**AIM OF THE EXERCISE:** Copy out every line of each entry below with no changes at all.

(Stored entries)

>> start

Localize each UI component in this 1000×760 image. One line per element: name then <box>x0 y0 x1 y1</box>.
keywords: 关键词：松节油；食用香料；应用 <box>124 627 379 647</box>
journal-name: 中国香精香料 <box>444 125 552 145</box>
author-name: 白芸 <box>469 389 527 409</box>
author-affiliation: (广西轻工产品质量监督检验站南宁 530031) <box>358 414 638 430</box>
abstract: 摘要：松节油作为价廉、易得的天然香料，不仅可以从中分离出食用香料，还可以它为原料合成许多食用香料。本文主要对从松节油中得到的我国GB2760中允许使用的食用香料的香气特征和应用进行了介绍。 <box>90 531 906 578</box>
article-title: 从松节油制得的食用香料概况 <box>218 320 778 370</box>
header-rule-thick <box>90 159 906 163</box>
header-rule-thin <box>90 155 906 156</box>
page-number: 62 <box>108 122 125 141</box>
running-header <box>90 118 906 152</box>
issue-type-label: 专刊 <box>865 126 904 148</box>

>> end

**FULL OUTPUT:**
Localize each UI component in this 1000×760 image. One line per element: name then <box>x0 y0 x1 y1</box>.
keywords: 关键词：松节油；食用香料；应用 <box>124 627 379 647</box>
journal-name: 中国香精香料 <box>444 125 552 145</box>
author-name: 白芸 <box>469 389 527 409</box>
author-affiliation: (广西轻工产品质量监督检验站南宁 530031) <box>358 414 638 430</box>
abstract: 摘要：松节油作为价廉、易得的天然香料，不仅可以从中分离出食用香料，还可以它为原料合成许多食用香料。本文主要对从松节油中得到的我国GB2760中允许使用的食用香料的香气特征和应用进行了介绍。 <box>90 531 906 578</box>
article-title: 从松节油制得的食用香料概况 <box>218 320 778 370</box>
header-rule-thick <box>90 159 906 163</box>
header-rule-thin <box>90 155 906 156</box>
page-number: 62 <box>108 122 125 141</box>
running-header <box>90 118 906 152</box>
issue-type-label: 专刊 <box>865 126 904 148</box>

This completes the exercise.